Start of Supplied data
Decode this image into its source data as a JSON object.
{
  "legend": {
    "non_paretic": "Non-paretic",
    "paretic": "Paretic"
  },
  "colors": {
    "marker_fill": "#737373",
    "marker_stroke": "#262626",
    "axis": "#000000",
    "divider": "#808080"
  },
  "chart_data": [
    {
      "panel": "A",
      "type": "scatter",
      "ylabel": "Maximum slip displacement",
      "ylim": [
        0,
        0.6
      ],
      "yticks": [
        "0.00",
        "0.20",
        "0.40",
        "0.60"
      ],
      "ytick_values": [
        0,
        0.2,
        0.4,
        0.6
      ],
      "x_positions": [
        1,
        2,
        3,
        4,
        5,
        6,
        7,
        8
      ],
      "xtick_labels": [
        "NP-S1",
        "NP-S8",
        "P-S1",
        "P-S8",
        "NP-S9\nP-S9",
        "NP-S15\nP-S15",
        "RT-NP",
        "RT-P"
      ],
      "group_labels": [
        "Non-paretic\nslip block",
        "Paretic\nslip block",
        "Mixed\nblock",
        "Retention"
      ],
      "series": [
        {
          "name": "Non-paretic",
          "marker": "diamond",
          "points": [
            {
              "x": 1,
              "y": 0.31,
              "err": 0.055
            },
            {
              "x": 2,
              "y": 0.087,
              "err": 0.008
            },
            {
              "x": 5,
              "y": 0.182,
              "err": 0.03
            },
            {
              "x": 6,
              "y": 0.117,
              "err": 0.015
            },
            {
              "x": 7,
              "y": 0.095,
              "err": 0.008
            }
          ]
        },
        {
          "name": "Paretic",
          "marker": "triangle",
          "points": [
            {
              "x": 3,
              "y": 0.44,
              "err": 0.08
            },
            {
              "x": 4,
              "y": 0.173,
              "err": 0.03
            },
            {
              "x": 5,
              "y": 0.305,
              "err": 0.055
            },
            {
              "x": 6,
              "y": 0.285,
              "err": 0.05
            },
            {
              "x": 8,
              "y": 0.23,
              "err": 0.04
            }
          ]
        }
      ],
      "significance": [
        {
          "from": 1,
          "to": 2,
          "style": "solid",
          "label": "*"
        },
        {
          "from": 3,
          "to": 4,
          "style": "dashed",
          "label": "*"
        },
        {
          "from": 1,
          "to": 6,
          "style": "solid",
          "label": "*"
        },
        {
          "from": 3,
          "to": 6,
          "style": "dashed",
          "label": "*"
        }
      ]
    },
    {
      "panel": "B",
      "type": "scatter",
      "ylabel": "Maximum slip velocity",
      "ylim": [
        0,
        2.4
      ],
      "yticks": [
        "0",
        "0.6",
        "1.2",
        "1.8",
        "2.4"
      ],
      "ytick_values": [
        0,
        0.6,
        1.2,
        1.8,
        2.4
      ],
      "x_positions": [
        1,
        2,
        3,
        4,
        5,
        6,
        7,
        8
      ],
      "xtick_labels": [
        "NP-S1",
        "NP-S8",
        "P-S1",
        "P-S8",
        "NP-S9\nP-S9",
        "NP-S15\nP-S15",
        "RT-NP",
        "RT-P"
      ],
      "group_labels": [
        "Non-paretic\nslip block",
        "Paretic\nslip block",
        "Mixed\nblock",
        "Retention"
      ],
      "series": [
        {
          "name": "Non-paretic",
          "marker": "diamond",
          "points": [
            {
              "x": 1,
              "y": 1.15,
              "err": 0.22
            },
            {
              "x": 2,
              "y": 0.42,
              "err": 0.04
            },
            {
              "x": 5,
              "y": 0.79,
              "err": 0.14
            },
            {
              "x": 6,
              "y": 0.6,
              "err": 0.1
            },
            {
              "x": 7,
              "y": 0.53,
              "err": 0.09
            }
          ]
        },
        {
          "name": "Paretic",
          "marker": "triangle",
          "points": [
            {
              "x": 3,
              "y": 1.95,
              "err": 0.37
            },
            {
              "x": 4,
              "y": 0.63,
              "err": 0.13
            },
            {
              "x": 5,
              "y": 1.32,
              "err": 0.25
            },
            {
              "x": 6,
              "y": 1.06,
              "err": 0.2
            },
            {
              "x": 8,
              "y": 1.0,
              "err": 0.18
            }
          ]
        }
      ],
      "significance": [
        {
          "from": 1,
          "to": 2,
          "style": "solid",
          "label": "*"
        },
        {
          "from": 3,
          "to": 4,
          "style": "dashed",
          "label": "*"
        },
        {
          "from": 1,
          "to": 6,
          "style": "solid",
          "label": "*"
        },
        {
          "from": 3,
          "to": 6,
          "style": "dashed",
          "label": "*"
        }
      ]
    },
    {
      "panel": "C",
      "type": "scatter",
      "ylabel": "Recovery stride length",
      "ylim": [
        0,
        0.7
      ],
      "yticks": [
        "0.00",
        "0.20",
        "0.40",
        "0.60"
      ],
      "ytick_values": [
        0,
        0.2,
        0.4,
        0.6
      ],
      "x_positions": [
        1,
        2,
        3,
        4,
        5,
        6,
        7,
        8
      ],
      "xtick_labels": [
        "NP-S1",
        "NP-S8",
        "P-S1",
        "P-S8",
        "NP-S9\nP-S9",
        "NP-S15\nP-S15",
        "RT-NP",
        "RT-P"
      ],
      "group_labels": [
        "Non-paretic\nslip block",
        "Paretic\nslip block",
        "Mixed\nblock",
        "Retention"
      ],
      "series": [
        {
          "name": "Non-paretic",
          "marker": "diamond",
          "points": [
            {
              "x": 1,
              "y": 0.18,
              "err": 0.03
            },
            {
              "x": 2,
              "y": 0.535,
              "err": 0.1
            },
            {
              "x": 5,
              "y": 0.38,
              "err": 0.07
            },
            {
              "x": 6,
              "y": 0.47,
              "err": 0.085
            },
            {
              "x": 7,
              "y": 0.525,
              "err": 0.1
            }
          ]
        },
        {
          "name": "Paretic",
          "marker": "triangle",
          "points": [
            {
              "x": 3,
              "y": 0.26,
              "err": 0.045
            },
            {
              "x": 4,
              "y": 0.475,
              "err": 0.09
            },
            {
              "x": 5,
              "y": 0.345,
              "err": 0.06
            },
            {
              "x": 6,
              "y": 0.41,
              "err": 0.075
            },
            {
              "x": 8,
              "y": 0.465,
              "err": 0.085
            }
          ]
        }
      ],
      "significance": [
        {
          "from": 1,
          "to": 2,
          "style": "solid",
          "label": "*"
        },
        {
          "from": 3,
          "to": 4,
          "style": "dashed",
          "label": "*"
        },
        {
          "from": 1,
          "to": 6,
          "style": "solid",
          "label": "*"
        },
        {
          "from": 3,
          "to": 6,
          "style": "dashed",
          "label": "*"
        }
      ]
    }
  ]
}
End of Supplied data
Direction
Extract every record. Keep wording exact.

Finished answer
Decode this image into its source data as a JSON object.
{
  "legend": {
    "non_paretic": "Non-paretic",
    "paretic": "Paretic"
  },
  "colors": {
    "marker_fill": "#737373",
    "marker_stroke": "#262626",
    "axis": "#000000",
    "divider": "#808080"
  },
  "chart_data": [
    {
      "panel": "A",
      "type": "scatter",
      "ylabel": "Maximum slip displacement",
      "ylim": [
        0,
        0.6
      ],
      "yticks": [
        "0.00",
        "0.20",
        "0.40",
        "0.60"
      ],
      "ytick_values": [
        0,
        0.2,
        0.4,
        0.6
      ],
      "x_positions": [
        1,
        2,
        3,
        4,
        5,
        6,
        7,
        8
      ],
      "xtick_labels": [
        "NP-S1",
        "NP-S8",
        "P-S1",
        "P-S8",
        "NP-S9\nP-S9",
        "NP-S15\nP-S15",
        "RT-NP",
        "RT-P"
      ],
      "group_labels": [
        "Non-paretic\nslip block",
        "Paretic\nslip block",
        "Mixed\nblock",
        "Retention"
      ],
      "series": [
        {
          "name": "Non-paretic",
          "marker": "diamond",
          "points": [
            {
              "x": 1,
              "y": 0.31,
              "err": 0.055
            },
            {
              "x": 2,
              "y": 0.087,
              "err": 0.008
            },
            {
              "x": 5,
              "y": 0.182,
              "err": 0.03
            },
            {
              "x": 6,
              "y": 0.117,
              "err": 0.015
            },
            {
              "x": 7,
              "y": 0.095,
              "err": 0.008
            }
          ]
        },
        {
          "name": "Paretic",
          "marker": "triangle",
          "points": [
            {
              "x": 3,
              "y": 0.44,
              "err": 0.08
            },
            {
              "x": 4,
              "y": 0.173,
              "err": 0.03
            },
            {
              "x": 5,
              "y": 0.305,
              "err": 0.055
            },
            {
              "x": 6,
              "y": 0.285,
              "err": 0.05
            },
            {
              "x": 8,
              "y": 0.23,
              "err": 0.04
            }
          ]
        }
      ],
      "significance": [
        {
          "from": 1,
          "to": 2,
          "style": "solid",
          "label": "*"
        },
        {
          "from": 3,
          "to": 4,
          "style": "dashed",
          "label": "*"
        },
        {
          "from": 1,
          "to": 6,
          "style": "solid",
          "label": "*"
        },
        {
          "from": 3,
          "to": 6,
          "style": "dashed",
          "label": "*"
        }
      ]
    },
    {
      "panel": "B",
      "type": "scatter",
      "ylabel": "Maximum slip velocity",
      "ylim": [
        0,
        2.4
      ],
      "yticks": [
        "0",
        "0.6",
        "1.2",
        "1.8",
        "2.4"
      ],
      "ytick_values": [
        0,
        0.6,
        1.2,
        1.8,
        2.4
      ],
      "x_positions": [
        1,
        2,
        3,
        4,
        5,
        6,
        7,
        8
      ],
      "xtick_labels": [
        "NP-S1",
        "NP-S8",
        "P-S1",
        "P-S8",
        "NP-S9\nP-S9",
        "NP-S15\nP-S15",
        "RT-NP",
        "RT-P"
      ],
      "group_labels": [
        "Non-paretic\nslip block",
        "Paretic\nslip block",
        "Mixed\nblock",
        "Retention"
      ],
      "series": [
        {
          "name": "Non-paretic",
          "marker": "diamond",
          "points": [
            {
              "x": 1,
              "y": 1.15,
              "err": 0.22
            },
            {
              "x": 2,
              "y": 0.42,
              "err": 0.04
            },
            {
              "x": 5,
              "y": 0.79,
              "err": 0.14
            },
            {
              "x": 6,
              "y": 0.6,
              "err": 0.1
            },
            {
              "x": 7,
              "y": 0.53,
              "err": 0.09
            }
          ]
        },
        {
          "name": "Paretic",
          "marker": "triangle",
          "points": [
            {
              "x": 3,
              "y": 1.95,
              "err": 0.37
            },
            {
              "x": 4,
              "y": 0.63,
              "err": 0.13
            },
            {
              "x": 5,
              "y": 1.32,
              "err": 0.25
            },
            {
              "x": 6,
              "y": 1.06,
              "err": 0.2
            },
            {
              "x": 8,
              "y": 1.0,
              "err": 0.18
            }
          ]
        }
      ],
      "significance": [
        {
          "from": 1,
          "to": 2,
          "style": "solid",
          "label": "*"
        },
        {
          "from": 3,
          "to": 4,
          "style": "dashed",
          "label": "*"
        },
        {
          "from": 1,
          "to": 6,
          "style": "solid",
          "label": "*"
        },
        {
          "from": 3,
          "to": 6,
          "style": "dashed",
          "label": "*"
        }
      ]
    },
    {
      "panel": "C",
      "type": "scatter",
      "ylabel": "Recovery stride length",
      "ylim": [
        0,
        0.7
      ],
      "yticks": [
        "0.00",
        "0.20",
        "0.40",
        "0.60"
      ],
      "ytick_values": [
        0,
        0.2,
        0.4,
        0.6
      ],
      "x_positions": [
        1,
        2,
        3,
        4,
        5,
        6,
        7,
        8
      ],
      "xtick_labels": [
        "NP-S1",
        "NP-S8",
        "P-S1",
        "P-S8",
        "NP-S9\nP-S9",
        "NP-S15\nP-S15",
        "RT-NP",
        "RT-P"
      ],
      "group_labels": [
        "Non-paretic\nslip block",
        "Paretic\nslip block",
        "Mixed\nblock",
        "Retention"
      ],
      "series": [
        {
          "name": "Non-paretic",
          "marker": "diamond",
          "points": [
            {
              "x": 1,
              "y": 0.18,
              "err": 0.03
            },
            {
              "x": 2,
              "y": 0.535,
              "err": 0.1
            },
            {
              "x": 5,
              "y": 0.38,
              "err": 0.07
            },
            {
              "x": 6,
              "y": 0.47,
              "err": 0.085
            },
            {
              "x": 7,
              "y": 0.525,
              "err": 0.1
            }
          ]
        },
        {
          "name": "Paretic",
          "marker": "triangle",
          "points": [
            {
              "x": 3,
              "y": 0.26,
              "err": 0.045
            },
            {
              "x": 4,
              "y": 0.475,
              "err": 0.09
            },
            {
              "x": 5,
              "y": 0.345,
              "err": 0.06
            },
            {
              "x": 6,
              "y": 0.41,
              "err": 0.075
            },
            {
              "x": 8,
              "y": 0.465,
              "err": 0.085
            }
          ]
        }
      ],
      "significance": [
        {
          "from": 1,
          "to": 2,
          "style": "solid",
          "label": "*"
        },
        {
          "from": 3,
          "to": 4,
          "style": "dashed",
          "label": "*"
        },
        {
          "from": 1,
          "to": 6,
          "style": "solid",
          "label": "*"
        },
        {
          "from": 3,
          "to": 6,
          "style": "dashed",
          "label": "*"
        }
      ]
    }
  ]
}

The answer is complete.